++++ Text

[QUIZ] Quoted Printable (#23)

Discussion in 'Ruby' started by Ruby Quiz, Mar 11, 2005.

  1. Ruby Quiz

    Ruby Quiz Guest

    The three rules of Ruby Quiz:

    1. Please do not post any solutions or spoiler discussion for this quiz until
    48 hours have passed from the time on this message.

    2. Support Ruby Quiz by submitting ideas as often as you can:

    http://www.rubyquiz.com/

    3. Enjoy!

    -=-=-=-=-=-=-=-=-=-=-=-=-=-=-=-=-=-=-=-=-=-=-=-=-=-=-=-=-=-=-=-=-=-=-=-=-=-=-=-=

    The quoted printable encoding is used in primarily in email, thought it has
    recently seen some use in XML areas as well. The encoding is simple to
    translate to and from.

    This week's quiz is to build a filter that handles quoted printable translation.

    Your script should be a standard Unix filter, reading from files listed on the
    command-line or STDIN and writing to STDOUT. In normal operation, the script
    should encode all text read in the quoted printable format. However, your
    script should also support a -d command-line option and when present, text
    should be decoded from quoted printable instead. Finally, your script should
    understand a -x command-line option and when given, it should encode <, > and &
    for use with XML.

    Here are the rules we will use, from the quoted printable format:

    1. Bytes with ASCII values from 33 (exclamation point) through 60 (less
    than) and values from 62 (greater than) through 126 (tilde) should be
    passed through the encoding process unchanged. Note that the -x switch
    modifies this rule slightly, as stated above.

    2. Other bytes are to be encoded as an equals sign (=) followed by two
    hexadecimal digits. For example, when -x is active less than (<) will
    become =3C. Use only capital letters for hex digits.

    3. The exceptions are spaces and tabs. They should remain unencoded as
    long as any non-whitespace character follows them on the line. Spaces
    and tabs at the end of a line, must be encoded per rule 2 above.

++++++++

▶ Actions to take:
(A) Turn the paragraph of the quiz that begins "Your script should be a standard Unix filter" into a short bulleted list that keeps its main facts.
(B) Reproduce the part of the quiz between the words "Here are the" and "rule 2 above.", inclusive, with no changes.
The data after this point is unrelated to the quiz.

++++ Given data

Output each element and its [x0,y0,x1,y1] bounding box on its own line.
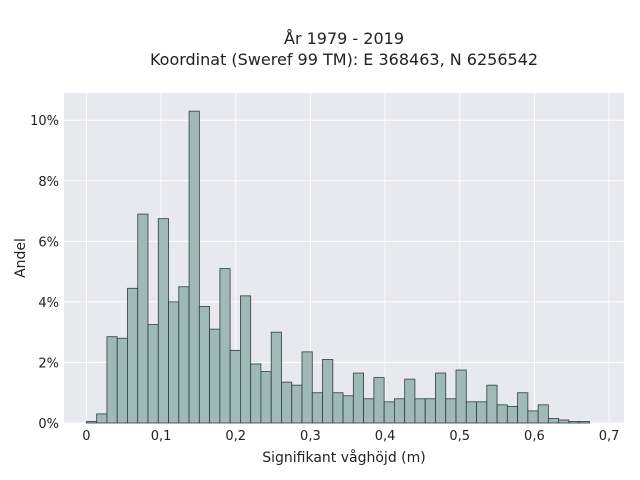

++++++++

▶ Per-task answers:
(A)
- The script is a standard Unix filter that reads from files named on the command line or from STDIN, and writes to STDOUT.
- By default, it encodes all input text in the quoted printable format.
- With the -d option, it decodes text from quoted printable instead.
- With the -x option, it encodes <, > and & for use with XML.

(B)
Here are the rules we will use, from the quoted printable format:

    1. Bytes with ASCII values from 33 (exclamation point) through 60 (less
    than) and values from 62 (greater than) through 126 (tilde) should be
    passed through the encoding process unchanged. Note that the -x switch
    modifies this rule slightly, as stated above.

    2. Other bytes are to be encoded as an equals sign (=) followed by two
    hexadecimal digits. For example, when -x is active less than (<) will
    become =3C. Use only capital letters for hex digits.

    3. The exceptions are spaces and tabs. They should remain unencoded as
    long as any non-whitespace character follows them on the line. Spaces
    and tabs at the end of a line, must be encoded per rule 2 above.